--- START ---

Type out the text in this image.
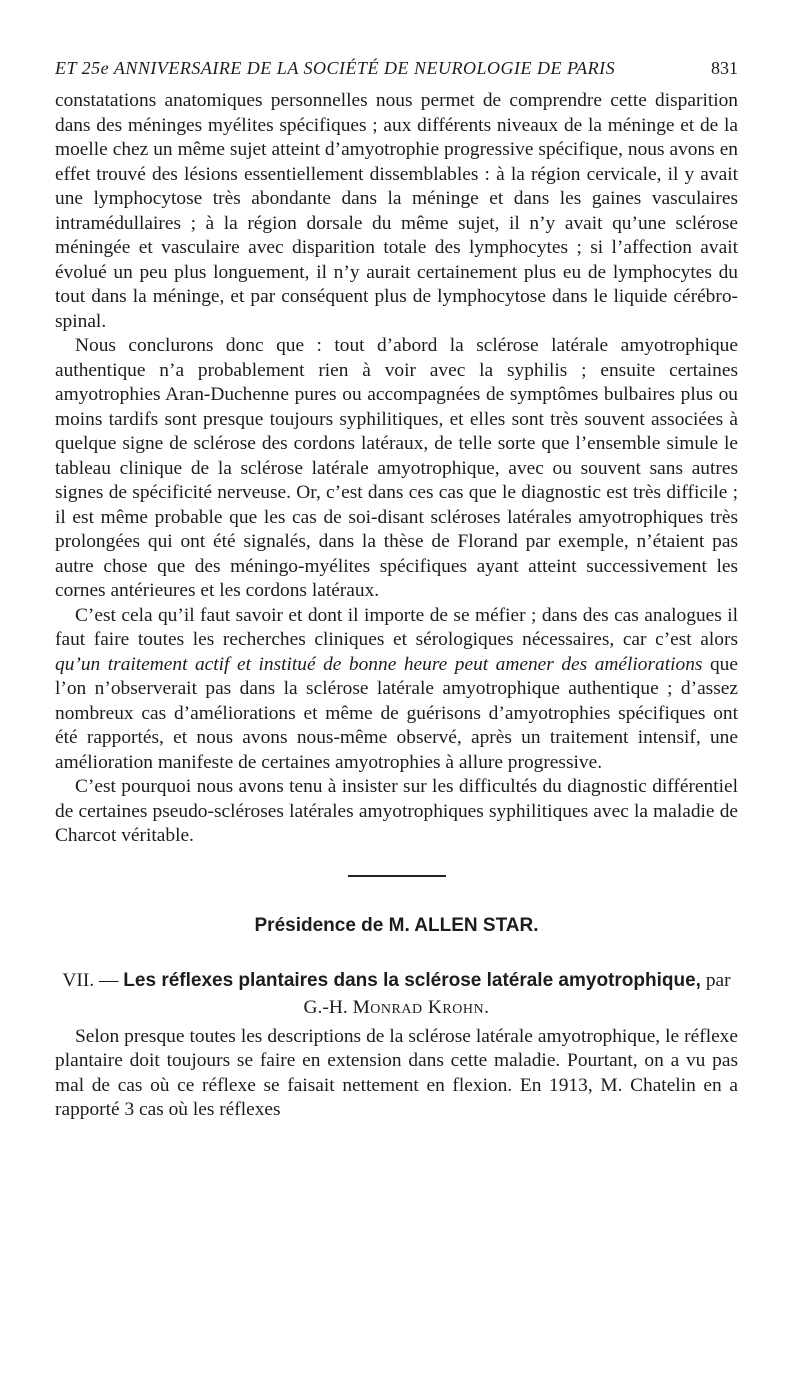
ET 25e ANNIVERSAIRE DE LA SOCIÉTÉ DE NEUROLOGIE DE PARIS	831

constatations anatomiques personnelles nous permet de comprendre cette disparition dans des méninges myélites spécifiques ; aux différents niveaux de la méninge et de la moelle chez un même sujet atteint d’amyotrophie progressive spécifique, nous avons en effet trouvé des lésions essentiellement dissemblables : à la région cervicale, il y avait une lymphocytose très abondante dans la méninge et dans les gaines vasculaires intramédullaires ; à la région dorsale du même sujet, il n’y avait qu’une sclérose méningée et vasculaire avec disparition totale des lymphocytes ; si l’affection avait évolué un peu plus longuement, il n’y aurait certainement plus eu de lymphocytes du tout dans la méninge, et par conséquent plus de lymphocytose dans le liquide cérébro-spinal.

Nous conclurons donc que : tout d’abord la sclérose latérale amyotrophique authentique n’a probablement rien à voir avec la syphilis ; ensuite certaines amyotrophies Aran-Duchenne pures ou accompagnées de symptômes bulbaires plus ou moins tardifs sont presque toujours syphilitiques, et elles sont très souvent associées à quelque signe de sclérose des cordons latéraux, de telle sorte que l’ensemble simule le tableau clinique de la sclérose latérale amyotrophique, avec ou souvent sans autres signes de spécificité nerveuse. Or, c’est dans ces cas que le diagnostic est très difficile ; il est même probable que les cas de soi-disant scléroses latérales amyotrophiques très prolongées qui ont été signalés, dans la thèse de Florand par exemple, n’étaient pas autre chose que des méningo-myélites spécifiques ayant atteint successivement les cornes antérieures et les cordons latéraux.

C’est cela qu’il faut savoir et dont il importe de se méfier ; dans des cas analogues il faut faire toutes les recherches cliniques et sérologiques nécessaires, car c’est alors qu’un traitement actif et institué de bonne heure peut amener des améliorations que l’on n’observerait pas dans la sclérose latérale amyotrophique authentique ; d’assez nombreux cas d’améliorations et même de guérisons d’amyotrophies spécifiques ont été rapportés, et nous avons nous-même observé, après un traitement intensif, une amélioration manifeste de certaines amyotrophies à allure progressive.

C’est pourquoi nous avons tenu à insister sur les difficultés du diagnostic différentiel de certaines pseudo-scléroses latérales amyotrophiques syphilitiques avec la maladie de Charcot véritable.

Présidence de M. ALLEN STAR.
VII. — Les réflexes plantaires dans la sclérose latérale amyotrophique, par G.-H. Monrad Krohn.

Selon presque toutes les descriptions de la sclérose latérale amyotrophique, le réflexe plantaire doit toujours se faire en extension dans cette maladie. Pourtant, on a vu pas mal de cas où ce réflexe se faisait nettement en flexion. En 1913, M. Chatelin en a rapporté 3 cas où les réflexes
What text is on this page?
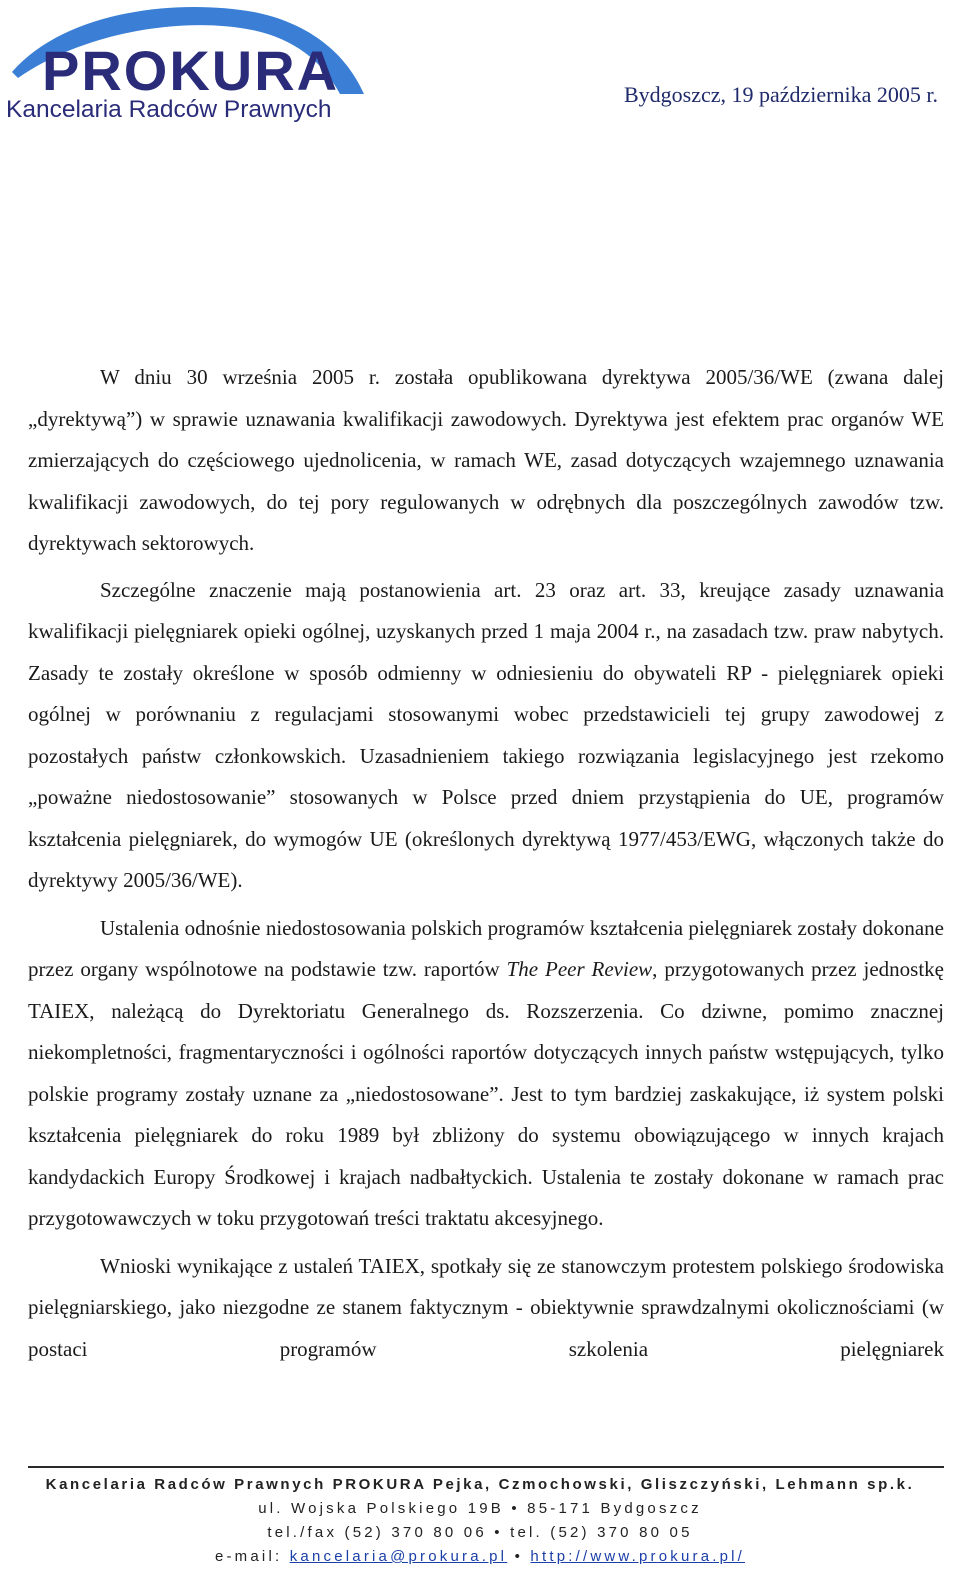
PROKURA
Kancelaria Radców Prawnych
Bydgoszcz, 19 października 2005 r.

W dniu 30 września 2005 r. została opublikowana dyrektywa 2005/36/WE (zwana dalej „dyrektywą”) w sprawie uznawania kwalifikacji zawodowych. Dyrektywa jest efektem prac organów WE zmierzających do częściowego ujednolicenia, w ramach WE, zasad dotyczących wzajemnego uznawania kwalifikacji zawodowych, do tej pory regulowanych w odrębnych dla poszczególnych zawodów tzw. dyrektywach sektorowych.

Szczególne znaczenie mają postanowienia art. 23 oraz art. 33, kreujące zasady uznawania kwalifikacji pielęgniarek opieki ogólnej, uzyskanych przed 1 maja 2004 r., na zasadach tzw. praw nabytych. Zasady te zostały określone w sposób odmienny w odniesieniu do obywateli RP - pielęgniarek opieki ogólnej w porównaniu z regulacjami stosowanymi wobec przedstawicieli tej grupy zawodowej z pozostałych państw członkowskich. Uzasadnieniem takiego rozwiązania legislacyjnego jest rzekomo „poważne niedostosowanie” stosowanych w Polsce przed dniem przystąpienia do UE, programów kształcenia pielęgniarek, do wymogów UE (określonych dyrektywą 1977/453/EWG, włączonych także do dyrektywy 2005/36/WE).

Ustalenia odnośnie niedostosowania polskich programów kształcenia pielęgniarek zostały dokonane przez organy wspólnotowe na podstawie tzw. raportów The Peer Review, przygotowanych przez jednostkę TAIEX, należącą do Dyrektoriatu Generalnego ds. Rozszerzenia. Co dziwne, pomimo znacznej niekompletności, fragmentaryczności i ogólności raportów dotyczących innych państw wstępujących, tylko polskie programy zostały uznane za „niedostosowane”. Jest to tym bardziej zaskakujące, iż system polski kształcenia pielęgniarek do roku 1989 był zbliżony do systemu obowiązującego w innych krajach kandydackich Europy Środkowej i krajach nadbałtyckich. Ustalenia te zostały dokonane w ramach prac przygotowawczych w toku przygotowań treści traktatu akcesyjnego.

Wnioski wynikające z ustaleń TAIEX, spotkały się ze stanowczym protestem polskiego środowiska pielęgniarskiego, jako niezgodne ze stanem faktycznym - obiektywnie sprawdzalnymi okolicznościami (w postaci programów szkolenia pielęgniarek

Kancelaria Radców Prawnych PROKURA Pejka, Czmochowski, Gliszczyński, Lehmann sp.k.
ul. Wojska Polskiego 19B • 85-171 Bydgoszcz
tel./fax (52) 370 80 06 • tel. (52) 370 80 05
e-mail: kancelaria@prokura.pl • http://www.prokura.pl/
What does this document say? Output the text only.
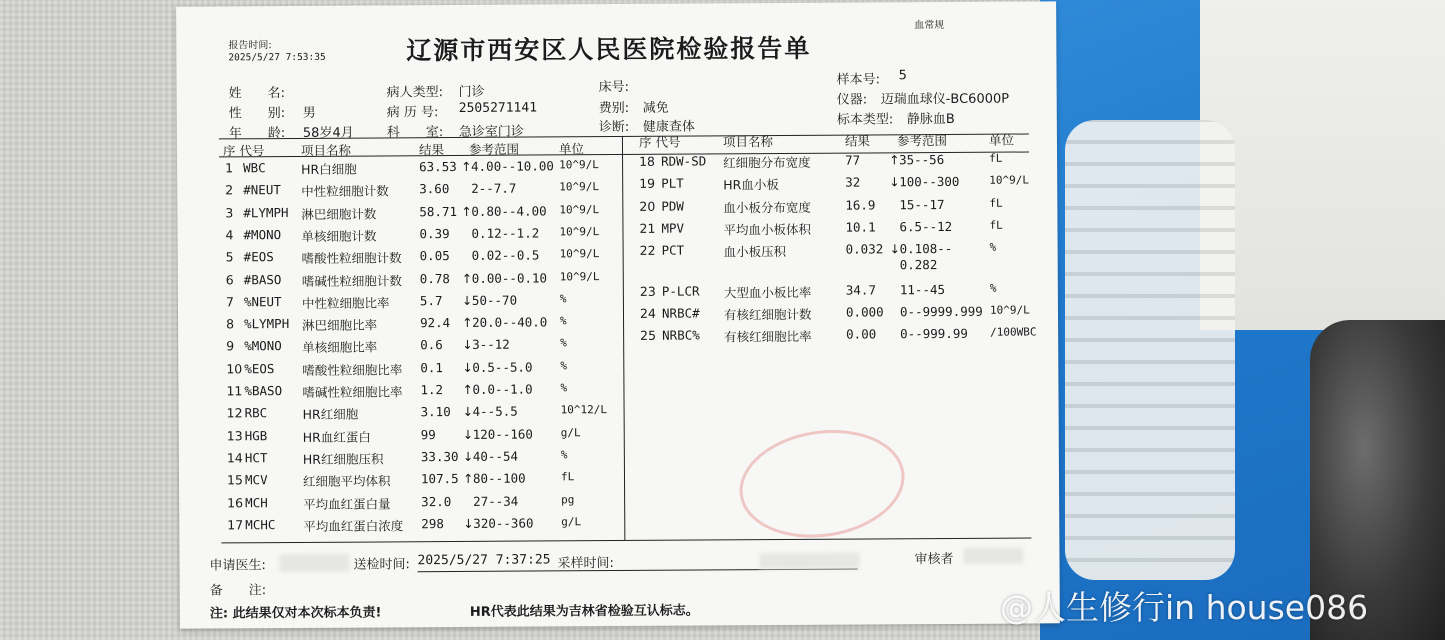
报告时间:
2025/5/27 7:53:35	辽源市西安区人民医院检验报告单
血常规
姓　　名:
性　　别: 男
年　　龄: 58岁4月
病人类型: 门诊
病 历 号: 2505271141
科　　室: 急诊室门诊
床号:
费别: 减免
诊断: 健康查体
样本号: 5
仪器: 迈瑞血球仪-BC6000P
标本类型: 静脉血B
序 代号	项目名称	结果 参考范围	单位	序 代号	项目名称	结果 参考范围	单位
1 WBC	HR白细胞	63.53 ↑ 4.00--10.00 10^9/L
2 #NEUT 中性粒细胞计数 3.60 2--7.7	10^9/L
3 #LYMPH 淋巴细胞计数	58.71 ↑ 0.80--4.00 10^9/L
4 #MONO 单核细胞计数	0.39 0.12--1.2 10^9/L
5 #EOS 嗜酸性粒细胞计数 0.05 0.02--0.5 10^9/L
6 #BASO 嗜碱性粒细胞计数 0.78 ↑ 0.00--0.10 10^9/L
7 %NEUT 中性粒细胞比率 5.7 ↓ 50--70	%
8 %LYMPH 淋巴细胞比率	92.4 ↑ 20.0--40.0 %
9 %MONO 单核细胞比率	0.6 ↓ 3--12	%
10 %EOS 嗜酸性粒细胞比率 0.1 ↓ 0.5--5.0	%
11 %BASO 嗜碱性粒细胞比率 1.2 ↑ 0.0--1.0	%
12 RBC	HR红细胞	3.10 ↓ 4--5.5	10^12/L
13 HGB	HR血红蛋白	99 ↓ 120--160	g/L
14 HCT	HR红细胞压积	33.30 ↓ 40--54	%
15 MCV	红细胞平均体积 107.5 ↑ 80--100	fL
16 MCH	平均血红蛋白量 32.0 27--34	pg
17 MCHC 平均血红蛋白浓度 298 ↓ 320--360	g/L
18 RDW-SD 红细胞分布宽度	77 ↑ 35--56	fL
19 PLT	HR血小板	32 ↓ 100--300	10^9/L
20 PDW	血小板分布宽度	16.9 15--17	fL
21 MPV	平均血小板体积	10.1 6.5--12	fL
22 PCT	血小板压积	0.032 ↓ 0.108--	%
0.282
23 P-LCR 大型血小板比率	34.7 11--45	%
24 NRBC# 有核红细胞计数	0.000 0--9999.999 10^9/L
25 NRBC% 有核红细胞比率	0.00 0--999.99 /100WBC
申请医生:	送检时间: 2025/5/27 7:37:25 采样时间:	审核者
备　　注:
注: 此结果仅对本次标本负责!	HR代表此结果为吉林省检验互认标志。	@人生修行in house086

--- END ---

**Short task**
Look through the entries above and report the number of lines that contain "dotyczących". Write only the number.

**Exercise response**
2